TO DO: The listing below is to be output in its exact form.

Stored items:
****
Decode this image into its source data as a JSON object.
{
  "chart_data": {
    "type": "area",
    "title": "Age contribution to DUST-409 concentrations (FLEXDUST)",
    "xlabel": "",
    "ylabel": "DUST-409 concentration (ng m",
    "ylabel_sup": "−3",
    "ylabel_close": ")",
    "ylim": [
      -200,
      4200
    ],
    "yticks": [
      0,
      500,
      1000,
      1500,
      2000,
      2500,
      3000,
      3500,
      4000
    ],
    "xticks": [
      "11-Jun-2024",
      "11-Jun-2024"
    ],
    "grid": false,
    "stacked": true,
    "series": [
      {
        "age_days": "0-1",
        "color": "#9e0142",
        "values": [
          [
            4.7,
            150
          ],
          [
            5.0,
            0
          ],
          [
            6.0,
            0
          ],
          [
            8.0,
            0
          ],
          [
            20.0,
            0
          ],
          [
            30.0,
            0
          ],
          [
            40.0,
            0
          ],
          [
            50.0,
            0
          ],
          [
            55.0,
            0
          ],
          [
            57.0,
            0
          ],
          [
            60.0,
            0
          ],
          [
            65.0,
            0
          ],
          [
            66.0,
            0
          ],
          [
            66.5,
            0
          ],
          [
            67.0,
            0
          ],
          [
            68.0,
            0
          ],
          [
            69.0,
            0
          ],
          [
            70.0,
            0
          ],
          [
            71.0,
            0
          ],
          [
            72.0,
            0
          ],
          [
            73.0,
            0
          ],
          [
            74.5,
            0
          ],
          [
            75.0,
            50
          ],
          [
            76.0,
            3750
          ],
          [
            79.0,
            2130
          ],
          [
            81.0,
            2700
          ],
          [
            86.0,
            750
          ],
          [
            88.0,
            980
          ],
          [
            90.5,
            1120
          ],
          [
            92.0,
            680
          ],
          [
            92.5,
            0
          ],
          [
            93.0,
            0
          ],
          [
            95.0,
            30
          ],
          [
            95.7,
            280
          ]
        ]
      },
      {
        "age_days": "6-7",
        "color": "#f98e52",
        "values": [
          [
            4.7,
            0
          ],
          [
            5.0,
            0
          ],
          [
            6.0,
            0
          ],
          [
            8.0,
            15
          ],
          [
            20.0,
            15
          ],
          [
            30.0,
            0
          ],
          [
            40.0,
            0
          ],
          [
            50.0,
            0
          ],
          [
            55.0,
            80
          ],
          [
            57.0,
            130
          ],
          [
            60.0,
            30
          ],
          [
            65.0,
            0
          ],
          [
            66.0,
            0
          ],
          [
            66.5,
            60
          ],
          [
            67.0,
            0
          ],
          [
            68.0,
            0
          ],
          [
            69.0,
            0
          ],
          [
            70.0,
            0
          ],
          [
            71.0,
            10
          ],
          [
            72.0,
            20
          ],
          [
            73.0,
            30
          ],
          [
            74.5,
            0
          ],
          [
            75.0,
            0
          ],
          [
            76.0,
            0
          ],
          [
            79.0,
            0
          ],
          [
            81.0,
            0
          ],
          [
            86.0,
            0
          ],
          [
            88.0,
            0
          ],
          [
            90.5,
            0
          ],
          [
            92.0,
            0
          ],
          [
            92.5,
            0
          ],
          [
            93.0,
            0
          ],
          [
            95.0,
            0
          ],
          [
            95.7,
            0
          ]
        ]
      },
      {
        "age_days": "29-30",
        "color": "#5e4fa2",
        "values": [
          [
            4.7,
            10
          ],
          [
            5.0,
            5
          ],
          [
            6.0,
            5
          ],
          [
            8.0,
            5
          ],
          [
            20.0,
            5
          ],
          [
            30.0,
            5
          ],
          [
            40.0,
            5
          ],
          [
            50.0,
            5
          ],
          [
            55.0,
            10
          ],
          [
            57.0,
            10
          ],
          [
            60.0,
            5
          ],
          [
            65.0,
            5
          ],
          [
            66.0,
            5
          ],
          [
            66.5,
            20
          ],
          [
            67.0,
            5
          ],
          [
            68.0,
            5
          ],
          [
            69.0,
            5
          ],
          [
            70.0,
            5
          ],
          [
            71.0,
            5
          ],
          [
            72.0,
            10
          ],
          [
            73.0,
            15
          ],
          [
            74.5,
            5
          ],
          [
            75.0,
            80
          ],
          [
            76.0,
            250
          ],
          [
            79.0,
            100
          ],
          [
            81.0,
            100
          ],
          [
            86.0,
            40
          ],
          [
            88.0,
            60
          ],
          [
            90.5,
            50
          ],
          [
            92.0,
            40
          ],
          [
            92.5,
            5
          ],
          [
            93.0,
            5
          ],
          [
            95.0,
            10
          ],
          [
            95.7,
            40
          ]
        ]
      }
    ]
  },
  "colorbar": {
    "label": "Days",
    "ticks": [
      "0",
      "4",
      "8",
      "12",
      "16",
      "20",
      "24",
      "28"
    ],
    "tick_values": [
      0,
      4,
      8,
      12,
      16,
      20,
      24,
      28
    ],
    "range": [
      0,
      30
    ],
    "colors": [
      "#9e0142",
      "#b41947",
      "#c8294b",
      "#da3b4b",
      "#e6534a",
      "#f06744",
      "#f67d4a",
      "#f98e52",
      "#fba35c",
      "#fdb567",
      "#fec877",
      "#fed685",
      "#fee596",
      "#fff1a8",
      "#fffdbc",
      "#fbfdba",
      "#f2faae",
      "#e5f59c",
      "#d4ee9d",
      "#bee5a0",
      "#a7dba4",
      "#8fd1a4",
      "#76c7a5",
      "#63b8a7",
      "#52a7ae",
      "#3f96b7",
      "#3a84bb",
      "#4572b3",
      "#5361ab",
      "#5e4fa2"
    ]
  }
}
****
THE OUTPUT:
Decode this image into its source data as a JSON object.
{
  "chart_data": {
    "type": "area",
    "title": "Age contribution to DUST-409 concentrations (FLEXDUST)",
    "xlabel": "",
    "ylabel": "DUST-409 concentration (ng m",
    "ylabel_sup": "−3",
    "ylabel_close": ")",
    "ylim": [
      -200,
      4200
    ],
    "yticks": [
      0,
      500,
      1000,
      1500,
      2000,
      2500,
      3000,
      3500,
      4000
    ],
    "xticks": [
      "11-Jun-2024",
      "11-Jun-2024"
    ],
    "grid": false,
    "stacked": true,
    "series": [
      {
        "age_days": "0-1",
        "color": "#9e0142",
        "values": [
          [
            4.7,
            150
          ],
          [
            5.0,
            0
          ],
          [
            6.0,
            0
          ],
          [
            8.0,
            0
          ],
          [
            20.0,
            0
          ],
          [
            30.0,
            0
          ],
          [
            40.0,
            0
          ],
          [
            50.0,
            0
          ],
          [
            55.0,
            0
          ],
          [
            57.0,
            0
          ],
          [
            60.0,
            0
          ],
          [
            65.0,
            0
          ],
          [
            66.0,
            0
          ],
          [
            66.5,
            0
          ],
          [
            67.0,
            0
          ],
          [
            68.0,
            0
          ],
          [
            69.0,
            0
          ],
          [
            70.0,
            0
          ],
          [
            71.0,
            0
          ],
          [
            72.0,
            0
          ],
          [
            73.0,
            0
          ],
          [
            74.5,
            0
          ],
          [
            75.0,
            50
          ],
          [
            76.0,
            3750
          ],
          [
            79.0,
            2130
          ],
          [
            81.0,
            2700
          ],
          [
            86.0,
            750
          ],
          [
            88.0,
            980
          ],
          [
            90.5,
            1120
          ],
          [
            92.0,
            680
          ],
          [
            92.5,
            0
          ],
          [
            93.0,
            0
          ],
          [
            95.0,
            30
          ],
          [
            95.7,
            280
          ]
        ]
      },
      {
        "age_days": "6-7",
        "color": "#f98e52",
        "values": [
          [
            4.7,
            0
          ],
          [
            5.0,
            0
          ],
          [
            6.0,
            0
          ],
          [
            8.0,
            15
          ],
          [
            20.0,
            15
          ],
          [
            30.0,
            0
          ],
          [
            40.0,
            0
          ],
          [
            50.0,
            0
          ],
          [
            55.0,
            80
          ],
          [
            57.0,
            130
          ],
          [
            60.0,
            30
          ],
          [
            65.0,
            0
          ],
          [
            66.0,
            0
          ],
          [
            66.5,
            60
          ],
          [
            67.0,
            0
          ],
          [
            68.0,
            0
          ],
          [
            69.0,
            0
          ],
          [
            70.0,
            0
          ],
          [
            71.0,
            10
          ],
          [
            72.0,
            20
          ],
          [
            73.0,
            30
          ],
          [
            74.5,
            0
          ],
          [
            75.0,
            0
          ],
          [
            76.0,
            0
          ],
          [
            79.0,
            0
          ],
          [
            81.0,
            0
          ],
          [
            86.0,
            0
          ],
          [
            88.0,
            0
          ],
          [
            90.5,
            0
          ],
          [
            92.0,
            0
          ],
          [
            92.5,
            0
          ],
          [
            93.0,
            0
          ],
          [
            95.0,
            0
          ],
          [
            95.7,
            0
          ]
        ]
      },
      {
        "age_days": "29-30",
        "color": "#5e4fa2",
        "values": [
          [
            4.7,
            10
          ],
          [
            5.0,
            5
          ],
          [
            6.0,
            5
          ],
          [
            8.0,
            5
          ],
          [
            20.0,
            5
          ],
          [
            30.0,
            5
          ],
          [
            40.0,
            5
          ],
          [
            50.0,
            5
          ],
          [
            55.0,
            10
          ],
          [
            57.0,
            10
          ],
          [
            60.0,
            5
          ],
          [
            65.0,
            5
          ],
          [
            66.0,
            5
          ],
          [
            66.5,
            20
          ],
          [
            67.0,
            5
          ],
          [
            68.0,
            5
          ],
          [
            69.0,
            5
          ],
          [
            70.0,
            5
          ],
          [
            71.0,
            5
          ],
          [
            72.0,
            10
          ],
          [
            73.0,
            15
          ],
          [
            74.5,
            5
          ],
          [
            75.0,
            80
          ],
          [
            76.0,
            250
          ],
          [
            79.0,
            100
          ],
          [
            81.0,
            100
          ],
          [
            86.0,
            40
          ],
          [
            88.0,
            60
          ],
          [
            90.5,
            50
          ],
          [
            92.0,
            40
          ],
          [
            92.5,
            5
          ],
          [
            93.0,
            5
          ],
          [
            95.0,
            10
          ],
          [
            95.7,
            40
          ]
        ]
      }
    ]
  },
  "colorbar": {
    "label": "Days",
    "ticks": [
      "0",
      "4",
      "8",
      "12",
      "16",
      "20",
      "24",
      "28"
    ],
    "tick_values": [
      0,
      4,
      8,
      12,
      16,
      20,
      24,
      28
    ],
    "range": [
      0,
      30
    ],
    "colors": [
      "#9e0142",
      "#b41947",
      "#c8294b",
      "#da3b4b",
      "#e6534a",
      "#f06744",
      "#f67d4a",
      "#f98e52",
      "#fba35c",
      "#fdb567",
      "#fec877",
      "#fed685",
      "#fee596",
      "#fff1a8",
      "#fffdbc",
      "#fbfdba",
      "#f2faae",
      "#e5f59c",
      "#d4ee9d",
      "#bee5a0",
      "#a7dba4",
      "#8fd1a4",
      "#76c7a5",
      "#63b8a7",
      "#52a7ae",
      "#3f96b7",
      "#3a84bb",
      "#4572b3",
      "#5361ab",
      "#5e4fa2"
    ]
  }
}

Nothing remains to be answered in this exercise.